» **Aim of the exercise**: Retype each record shown below, leaving every character as it is.

------------------------------------

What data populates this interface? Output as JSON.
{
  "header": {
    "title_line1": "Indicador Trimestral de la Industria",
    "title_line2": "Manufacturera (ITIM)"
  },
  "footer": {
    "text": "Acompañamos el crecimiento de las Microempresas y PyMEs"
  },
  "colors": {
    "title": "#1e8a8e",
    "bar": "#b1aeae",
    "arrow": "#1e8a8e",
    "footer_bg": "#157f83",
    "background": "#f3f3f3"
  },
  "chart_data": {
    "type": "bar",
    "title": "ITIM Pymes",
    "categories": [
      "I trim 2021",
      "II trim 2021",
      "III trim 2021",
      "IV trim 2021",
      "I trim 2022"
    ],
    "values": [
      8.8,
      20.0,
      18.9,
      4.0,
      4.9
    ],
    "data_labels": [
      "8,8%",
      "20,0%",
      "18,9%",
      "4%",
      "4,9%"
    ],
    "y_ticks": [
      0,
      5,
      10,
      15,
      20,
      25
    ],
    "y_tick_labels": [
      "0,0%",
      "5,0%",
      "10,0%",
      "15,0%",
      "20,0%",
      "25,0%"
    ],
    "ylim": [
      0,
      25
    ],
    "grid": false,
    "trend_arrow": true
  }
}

------------------------------------

» **Correct response**:
What data populates this interface? Output as JSON.
{
  "header": {
    "title_line1": "Indicador Trimestral de la Industria",
    "title_line2": "Manufacturera (ITIM)"
  },
  "footer": {
    "text": "Acompañamos el crecimiento de las Microempresas y PyMEs"
  },
  "colors": {
    "title": "#1e8a8e",
    "bar": "#b1aeae",
    "arrow": "#1e8a8e",
    "footer_bg": "#157f83",
    "background": "#f3f3f3"
  },
  "chart_data": {
    "type": "bar",
    "title": "ITIM Pymes",
    "categories": [
      "I trim 2021",
      "II trim 2021",
      "III trim 2021",
      "IV trim 2021",
      "I trim 2022"
    ],
    "values": [
      8.8,
      20.0,
      18.9,
      4.0,
      4.9
    ],
    "data_labels": [
      "8,8%",
      "20,0%",
      "18,9%",
      "4%",
      "4,9%"
    ],
    "y_ticks": [
      0,
      5,
      10,
      15,
      20,
      25
    ],
    "y_tick_labels": [
      "0,0%",
      "5,0%",
      "10,0%",
      "15,0%",
      "20,0%",
      "25,0%"
    ],
    "ylim": [
      0,
      25
    ],
    "grid": false,
    "trend_arrow": true
  }
}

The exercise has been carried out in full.